■ Problems and tasks:
[A] According to the outer-join passage, what does the where clause define in an ANSI outer join?
[B] Decide whether each statement agrees with the outer-join passage. Answer yes or no for each, and quote the words of the passage that decide it.
(i) The on clause defines which rows of the joined table have null-supplied values.
(ii) The sample query puts its restriction on the outer table in the on clause.
(iii) The sample query returns five rows.
[C] Reproduce the outer-join passage word for word, from "Whether you use" to "predicate in the on or the where clause.".

■ Source passage:
____
ANSI outer joins  Nested ANSI outer joins

Chapter 4: Joins: Retrieving Data from Several Tables

Should the predicate be in the on or where clause?

The result set of an ANSI outer join depends on whether you place the restriction in the on or the where clause. The on clause defines the result set of a joined table and which rows of this joined table have null-supplied values; the where clause defines which rows of the joined table are included in the result set.

Whether you use an on or a where clause in your join condition depends on what you want your result set to include. The following examples may help you decide whether to place the predicate in the on or the where clause.

Predicate restrictions on an outer table

The following query places a restriction on the outer table in the where clause. Because the restriction is applied to the result of the outer join, it removes all the rows for which the condition is not true:

select title, titles.title_id, price, au_id
from titles left join titleauthor
on titles.title_id = titleauthor.title_id
where titles.price > $20.00
title               title_id price      au_id
------------------- -------- ---------- -----------------
But Is It User F... PC1035        22.95 238-95-7766
Computer Phobic ... PS1372        21.59 724-80-9391
Computer Phobic ... PS1372        21.59 756-30-7391
Onions, Leeks, a... TC3218        20.95 807-91-6654
(4 rows affected)
____
■ Data excerpts:
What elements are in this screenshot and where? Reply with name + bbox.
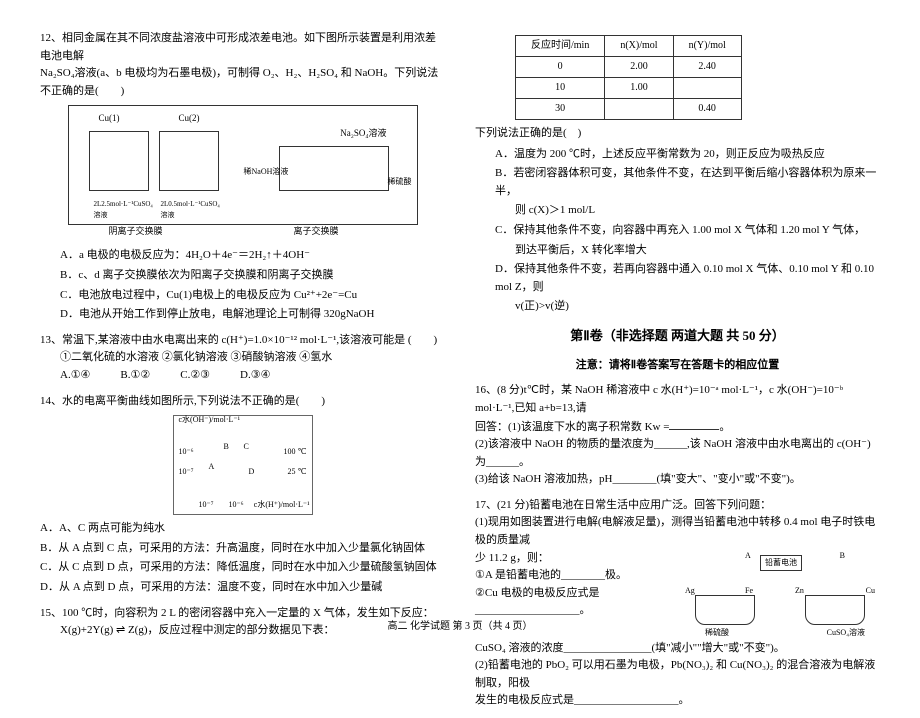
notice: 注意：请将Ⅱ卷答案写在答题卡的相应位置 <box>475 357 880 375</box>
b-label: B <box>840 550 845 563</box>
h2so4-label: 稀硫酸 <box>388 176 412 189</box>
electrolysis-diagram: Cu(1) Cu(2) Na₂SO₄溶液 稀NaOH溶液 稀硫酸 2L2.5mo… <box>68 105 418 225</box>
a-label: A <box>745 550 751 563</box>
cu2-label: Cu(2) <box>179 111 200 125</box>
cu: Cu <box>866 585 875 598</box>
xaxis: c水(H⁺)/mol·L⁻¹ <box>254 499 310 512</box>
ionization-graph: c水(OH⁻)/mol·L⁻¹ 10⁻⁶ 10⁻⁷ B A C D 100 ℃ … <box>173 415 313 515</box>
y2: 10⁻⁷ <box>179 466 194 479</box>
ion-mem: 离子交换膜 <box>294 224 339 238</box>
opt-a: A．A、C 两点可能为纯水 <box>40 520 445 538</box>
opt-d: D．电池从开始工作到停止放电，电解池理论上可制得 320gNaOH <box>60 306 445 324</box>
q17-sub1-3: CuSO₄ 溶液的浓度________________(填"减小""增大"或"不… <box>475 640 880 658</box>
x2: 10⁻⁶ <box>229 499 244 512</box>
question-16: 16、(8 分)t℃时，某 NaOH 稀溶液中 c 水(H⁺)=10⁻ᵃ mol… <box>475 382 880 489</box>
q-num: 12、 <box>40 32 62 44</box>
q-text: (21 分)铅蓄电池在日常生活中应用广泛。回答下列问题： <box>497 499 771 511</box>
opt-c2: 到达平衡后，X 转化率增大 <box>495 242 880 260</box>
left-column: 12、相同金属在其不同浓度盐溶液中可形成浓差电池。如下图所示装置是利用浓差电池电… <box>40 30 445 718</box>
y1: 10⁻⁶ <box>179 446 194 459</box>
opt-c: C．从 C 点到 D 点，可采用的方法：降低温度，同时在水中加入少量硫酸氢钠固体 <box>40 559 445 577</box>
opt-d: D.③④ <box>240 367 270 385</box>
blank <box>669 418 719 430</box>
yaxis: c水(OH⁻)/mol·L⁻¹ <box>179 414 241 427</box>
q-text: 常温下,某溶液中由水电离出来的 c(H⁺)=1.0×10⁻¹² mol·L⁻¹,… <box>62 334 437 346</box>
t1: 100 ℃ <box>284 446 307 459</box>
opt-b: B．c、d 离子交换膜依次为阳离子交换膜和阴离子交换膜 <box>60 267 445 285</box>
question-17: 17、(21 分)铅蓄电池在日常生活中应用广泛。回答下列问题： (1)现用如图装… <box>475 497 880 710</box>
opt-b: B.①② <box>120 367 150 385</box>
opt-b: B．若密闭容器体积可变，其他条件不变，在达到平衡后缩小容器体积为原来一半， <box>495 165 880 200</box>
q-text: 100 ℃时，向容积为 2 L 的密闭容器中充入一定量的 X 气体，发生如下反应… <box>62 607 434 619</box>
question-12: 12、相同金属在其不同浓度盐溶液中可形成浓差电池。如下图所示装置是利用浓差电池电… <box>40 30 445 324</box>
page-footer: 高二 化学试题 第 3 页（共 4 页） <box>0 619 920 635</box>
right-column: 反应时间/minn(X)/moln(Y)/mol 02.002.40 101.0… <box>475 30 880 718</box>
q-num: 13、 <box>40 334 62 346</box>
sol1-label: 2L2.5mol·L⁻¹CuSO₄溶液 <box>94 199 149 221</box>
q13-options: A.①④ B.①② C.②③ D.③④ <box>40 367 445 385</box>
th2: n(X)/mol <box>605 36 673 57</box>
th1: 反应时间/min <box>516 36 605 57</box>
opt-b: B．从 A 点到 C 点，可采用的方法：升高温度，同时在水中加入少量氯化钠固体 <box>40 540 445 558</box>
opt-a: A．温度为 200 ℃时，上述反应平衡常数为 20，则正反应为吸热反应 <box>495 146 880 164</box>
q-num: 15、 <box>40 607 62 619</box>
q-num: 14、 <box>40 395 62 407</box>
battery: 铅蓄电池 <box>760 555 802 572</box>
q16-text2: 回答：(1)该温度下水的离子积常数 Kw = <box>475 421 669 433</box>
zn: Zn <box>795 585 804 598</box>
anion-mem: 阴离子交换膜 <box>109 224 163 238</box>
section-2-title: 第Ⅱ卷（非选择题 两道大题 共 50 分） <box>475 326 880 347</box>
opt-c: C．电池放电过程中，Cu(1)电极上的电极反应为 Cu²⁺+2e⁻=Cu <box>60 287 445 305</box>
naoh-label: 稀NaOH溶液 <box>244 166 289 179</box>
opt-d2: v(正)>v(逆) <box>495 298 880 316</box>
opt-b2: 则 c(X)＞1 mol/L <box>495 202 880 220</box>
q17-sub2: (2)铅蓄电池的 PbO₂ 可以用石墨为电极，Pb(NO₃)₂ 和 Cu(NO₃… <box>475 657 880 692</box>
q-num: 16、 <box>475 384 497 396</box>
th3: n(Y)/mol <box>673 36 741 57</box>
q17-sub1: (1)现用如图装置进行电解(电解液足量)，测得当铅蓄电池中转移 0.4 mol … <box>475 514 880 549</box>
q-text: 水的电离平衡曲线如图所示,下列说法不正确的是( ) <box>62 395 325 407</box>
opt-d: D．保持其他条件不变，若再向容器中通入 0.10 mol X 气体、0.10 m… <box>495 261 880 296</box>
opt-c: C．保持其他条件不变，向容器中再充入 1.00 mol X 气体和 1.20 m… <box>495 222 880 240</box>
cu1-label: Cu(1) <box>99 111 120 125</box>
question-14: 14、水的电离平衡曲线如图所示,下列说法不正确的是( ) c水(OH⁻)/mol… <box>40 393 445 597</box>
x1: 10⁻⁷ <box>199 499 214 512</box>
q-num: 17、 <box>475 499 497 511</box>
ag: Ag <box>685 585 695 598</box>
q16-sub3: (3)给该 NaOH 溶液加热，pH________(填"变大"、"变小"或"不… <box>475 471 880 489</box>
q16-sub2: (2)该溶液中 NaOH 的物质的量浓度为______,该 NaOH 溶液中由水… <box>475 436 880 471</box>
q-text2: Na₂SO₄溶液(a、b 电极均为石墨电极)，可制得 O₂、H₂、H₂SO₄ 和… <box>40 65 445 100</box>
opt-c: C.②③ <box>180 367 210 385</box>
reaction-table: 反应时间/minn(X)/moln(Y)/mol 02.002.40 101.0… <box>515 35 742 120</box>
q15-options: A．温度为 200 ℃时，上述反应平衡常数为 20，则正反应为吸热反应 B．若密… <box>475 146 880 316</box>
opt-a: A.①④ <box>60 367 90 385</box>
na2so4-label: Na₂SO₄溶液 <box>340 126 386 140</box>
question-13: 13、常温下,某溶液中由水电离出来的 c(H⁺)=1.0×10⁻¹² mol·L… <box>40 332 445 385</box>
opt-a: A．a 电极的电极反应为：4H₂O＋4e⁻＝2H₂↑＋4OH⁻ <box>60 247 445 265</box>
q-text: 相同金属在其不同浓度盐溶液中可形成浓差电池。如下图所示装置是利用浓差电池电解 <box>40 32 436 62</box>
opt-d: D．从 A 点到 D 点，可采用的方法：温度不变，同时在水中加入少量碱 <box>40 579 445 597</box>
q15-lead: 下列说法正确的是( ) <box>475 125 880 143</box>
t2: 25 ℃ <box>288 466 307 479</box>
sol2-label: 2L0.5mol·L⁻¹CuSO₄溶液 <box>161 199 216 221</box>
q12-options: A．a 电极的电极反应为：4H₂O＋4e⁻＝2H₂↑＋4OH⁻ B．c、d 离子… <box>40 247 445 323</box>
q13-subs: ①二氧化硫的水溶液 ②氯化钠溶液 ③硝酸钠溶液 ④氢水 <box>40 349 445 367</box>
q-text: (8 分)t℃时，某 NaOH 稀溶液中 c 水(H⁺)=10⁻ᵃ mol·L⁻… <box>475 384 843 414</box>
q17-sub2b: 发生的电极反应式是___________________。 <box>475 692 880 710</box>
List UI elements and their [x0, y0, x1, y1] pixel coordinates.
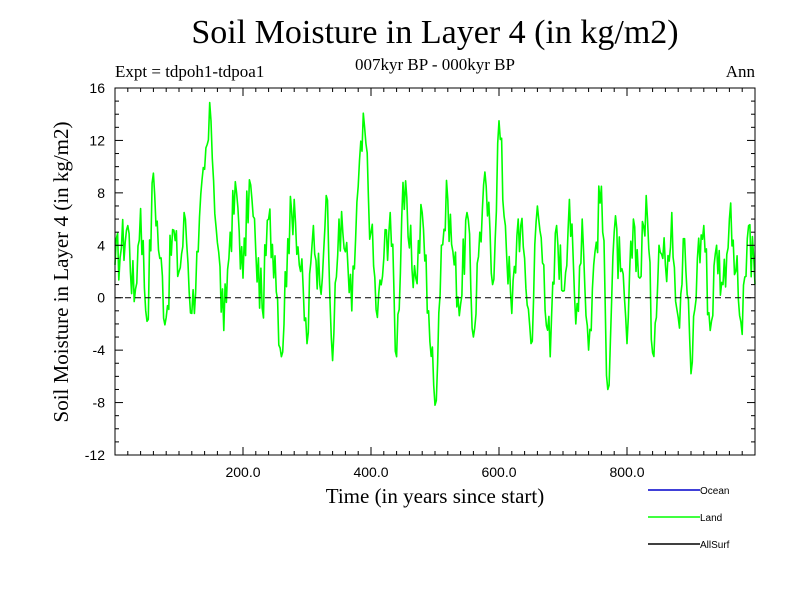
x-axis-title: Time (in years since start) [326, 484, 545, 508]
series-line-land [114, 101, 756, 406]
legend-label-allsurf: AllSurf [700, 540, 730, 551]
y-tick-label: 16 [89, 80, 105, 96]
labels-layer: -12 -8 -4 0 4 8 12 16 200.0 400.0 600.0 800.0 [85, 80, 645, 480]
____
■ Solution set:
[A] It defines which rows of the joined table are included in the result set.

[B]
(i) Yes: "The on clause defines the result set of a joined table and which rows of this joined table have null-supplied values"
(ii) No: "The following query places a restriction on the outer table in the where clause."
(iii) No: "(4 rows affected)"

[C]
Whether you use an on or a where clause in your join condition depends on what you want your result set to include. The following examples may help you decide whether to place the predicate in the on or the where clause.